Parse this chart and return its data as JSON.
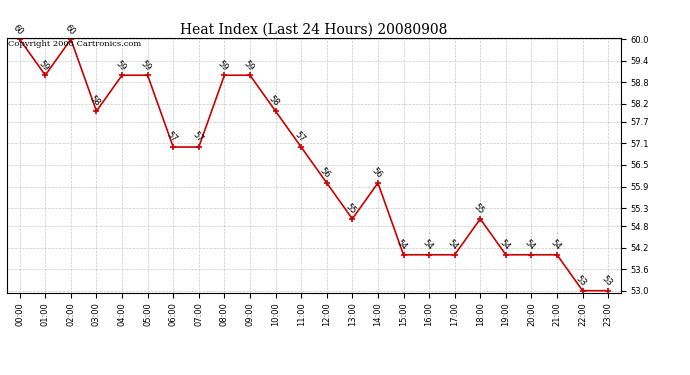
{
  "title": "Heat Index (Last 24 Hours) 20080908",
  "copyright": "Copyright 2008 Cartronics.com",
  "x_labels": [
    "00:00",
    "01:00",
    "02:00",
    "03:00",
    "04:00",
    "05:00",
    "06:00",
    "07:00",
    "08:00",
    "09:00",
    "10:00",
    "11:00",
    "12:00",
    "13:00",
    "14:00",
    "15:00",
    "16:00",
    "17:00",
    "18:00",
    "19:00",
    "20:00",
    "21:00",
    "22:00",
    "23:00"
  ],
  "y_values": [
    60,
    59,
    60,
    58,
    59,
    59,
    57,
    57,
    59,
    59,
    58,
    57,
    56,
    55,
    56,
    54,
    54,
    54,
    55,
    54,
    54,
    54,
    53,
    53
  ],
  "y_min": 53.0,
  "y_max": 60.0,
  "y_ticks": [
    53.0,
    53.6,
    54.2,
    54.8,
    55.3,
    55.9,
    56.5,
    57.1,
    57.7,
    58.2,
    58.8,
    59.4,
    60.0
  ],
  "line_color": "#cc0000",
  "marker_color": "#cc0000",
  "bg_color": "#ffffff",
  "grid_color": "#bbbbbb",
  "title_fontsize": 10,
  "label_fontsize": 6,
  "tick_fontsize": 6,
  "copyright_fontsize": 6
}
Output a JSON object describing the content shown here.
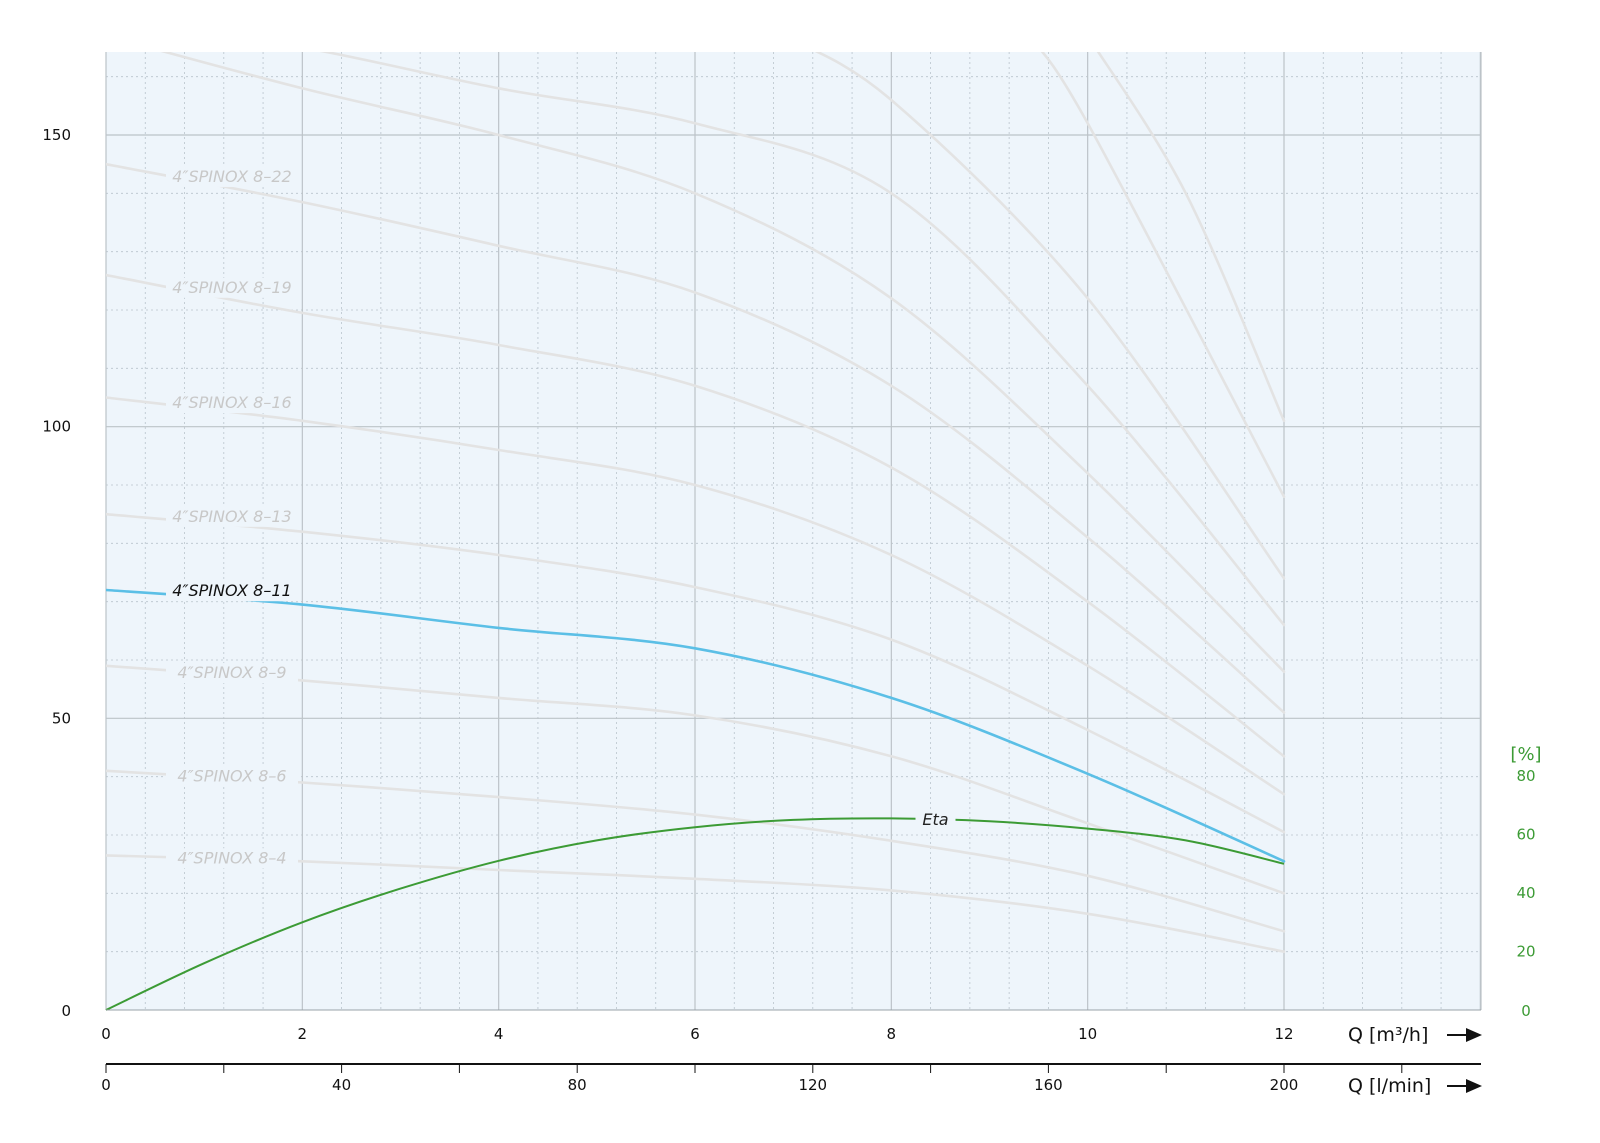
{
  "chart_data": {
    "type": "line",
    "x_axis": {
      "label": "Q [m³/h]",
      "range": [
        0,
        14
      ],
      "ticks": [
        "0",
        "2",
        "4",
        "6",
        "8",
        "10",
        "12"
      ]
    },
    "x2_axis": {
      "label": "Q [l/min]",
      "ticks": [
        "0",
        "40",
        "80",
        "120",
        "160",
        "200"
      ]
    },
    "y_axis": {
      "range": [
        0,
        165
      ],
      "ticks": [
        "0",
        "50",
        "100",
        "150"
      ]
    },
    "y2_axis": {
      "unit": "[%]",
      "range": [
        0,
        80
      ],
      "ticks": [
        "0",
        "20",
        "40",
        "60",
        "80"
      ]
    },
    "grid": true,
    "series": [
      {
        "name": "4″SPINOX 8–4",
        "highlighted": false,
        "x": [
          0,
          2,
          4,
          6,
          8,
          10,
          12
        ],
        "y": [
          26.5,
          25.5,
          24,
          22.5,
          20.5,
          16.5,
          10
        ]
      },
      {
        "name": "4″SPINOX 8–6",
        "highlighted": false,
        "x": [
          0,
          2,
          4,
          6,
          8,
          10,
          12
        ],
        "y": [
          41,
          39,
          36.5,
          33.5,
          29,
          23,
          13.5
        ]
      },
      {
        "name": "4″SPINOX 8–9",
        "highlighted": false,
        "x": [
          0,
          2,
          4,
          6,
          8,
          10,
          12
        ],
        "y": [
          59,
          56.5,
          53.5,
          50.5,
          43.5,
          32,
          20
        ]
      },
      {
        "name": "4″SPINOX 8–11",
        "highlighted": true,
        "x": [
          0,
          2,
          4,
          6,
          8,
          10,
          12
        ],
        "y": [
          72,
          69.5,
          65.5,
          62,
          53.5,
          40.5,
          25.5
        ]
      },
      {
        "name": "4″SPINOX 8–13",
        "highlighted": false,
        "x": [
          0,
          2,
          4,
          6,
          8,
          10,
          12
        ],
        "y": [
          85,
          82,
          78,
          72.5,
          63.5,
          48,
          30.5
        ]
      },
      {
        "name": "4″SPINOX 8–16",
        "highlighted": false,
        "x": [
          0,
          2,
          4,
          6,
          8,
          10,
          12
        ],
        "y": [
          105,
          101,
          96,
          90,
          78,
          59,
          37
        ]
      },
      {
        "name": "4″SPINOX 8–19",
        "highlighted": false,
        "x": [
          0,
          2,
          4,
          6,
          8,
          10,
          12
        ],
        "y": [
          126,
          119.5,
          114,
          107,
          93,
          70,
          43.5
        ]
      },
      {
        "name": "4″SPINOX 8–22",
        "highlighted": false,
        "x": [
          0,
          2,
          4,
          6,
          8,
          10,
          12
        ],
        "y": [
          145,
          138.5,
          131,
          123,
          107,
          81,
          51
        ]
      },
      {
        "name": "",
        "highlighted": false,
        "x": [
          0,
          2,
          4,
          6,
          8,
          10,
          12
        ],
        "y": [
          167,
          158,
          150,
          140,
          122,
          92,
          58
        ]
      },
      {
        "name": "",
        "highlighted": false,
        "x": [
          0.8,
          2,
          4,
          6,
          8,
          10,
          12
        ],
        "y": [
          167,
          165,
          158,
          152,
          140,
          107,
          66
        ]
      },
      {
        "name": "",
        "highlighted": false,
        "x": [
          6.9,
          8,
          10,
          12
        ],
        "y": [
          167,
          156,
          122,
          74
        ]
      },
      {
        "name": "",
        "highlighted": false,
        "x": [
          9.4,
          10,
          12
        ],
        "y": [
          167,
          152,
          88
        ]
      },
      {
        "name": "",
        "highlighted": false,
        "x": [
          10,
          11,
          12
        ],
        "y": [
          167,
          140,
          101
        ]
      }
    ],
    "efficiency": {
      "name": "Eta",
      "axis": "y2",
      "x": [
        0,
        1,
        2,
        3,
        4,
        5,
        6,
        7,
        8,
        9,
        10,
        11,
        12
      ],
      "y": [
        0,
        16,
        30,
        41.5,
        51,
        58,
        62.5,
        65,
        65.5,
        64.5,
        62,
        58,
        50
      ]
    }
  }
}
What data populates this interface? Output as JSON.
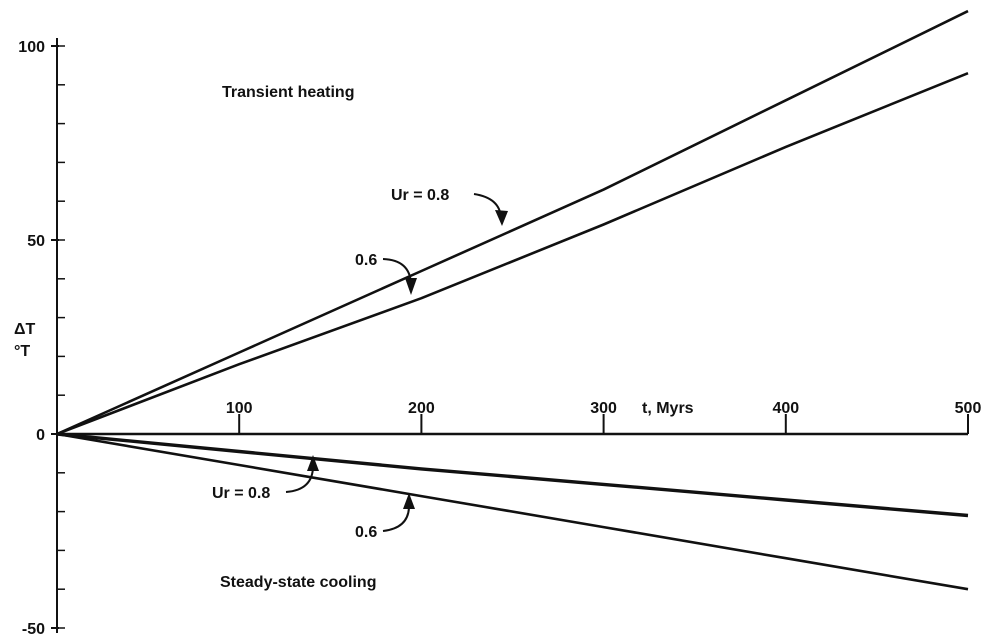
{
  "chart_data": {
    "type": "line",
    "xlabel": "t, Myrs",
    "ylabel_line1": "ΔT",
    "ylabel_line2": "°T",
    "xlim": [
      0,
      500
    ],
    "ylim": [
      -50,
      100
    ],
    "x_ticks": [
      100,
      200,
      300,
      400,
      500
    ],
    "y_ticks": [
      100,
      50,
      0,
      -50
    ],
    "y_minor_step": 10,
    "region_labels": {
      "heating": "Transient heating",
      "cooling": "Steady-state cooling"
    },
    "series": [
      {
        "group": "heating",
        "x": [
          0,
          100,
          200,
          300,
          400,
          500
        ],
        "y": [
          0,
          21,
          42,
          63,
          86,
          109
        ]
      },
      {
        "group": "heating",
        "x": [
          0,
          100,
          200,
          300,
          400,
          500
        ],
        "y": [
          0,
          18,
          35,
          54,
          74,
          93
        ]
      },
      {
        "group": "cooling",
        "x": [
          0,
          100,
          200,
          300,
          400,
          500
        ],
        "y": [
          0,
          -4.5,
          -9,
          -13,
          -17,
          -21
        ]
      },
      {
        "group": "cooling",
        "x": [
          0,
          100,
          200,
          300,
          400,
          500
        ],
        "y": [
          0,
          -8,
          -16,
          -24,
          -32,
          -40
        ]
      }
    ],
    "annotations": {
      "heat_08": "Ur = 0.8",
      "heat_06": "0.6",
      "cool_08": "Ur = 0.8",
      "cool_06": "0.6"
    }
  }
}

THE REQUEST
Collect every line above that contains the word "JSON".

ANSWER IN FULL
Parse this chart and return its data as JSON.
Output a JSON object describing the content shown here.
What data populates this interface? Output as JSON.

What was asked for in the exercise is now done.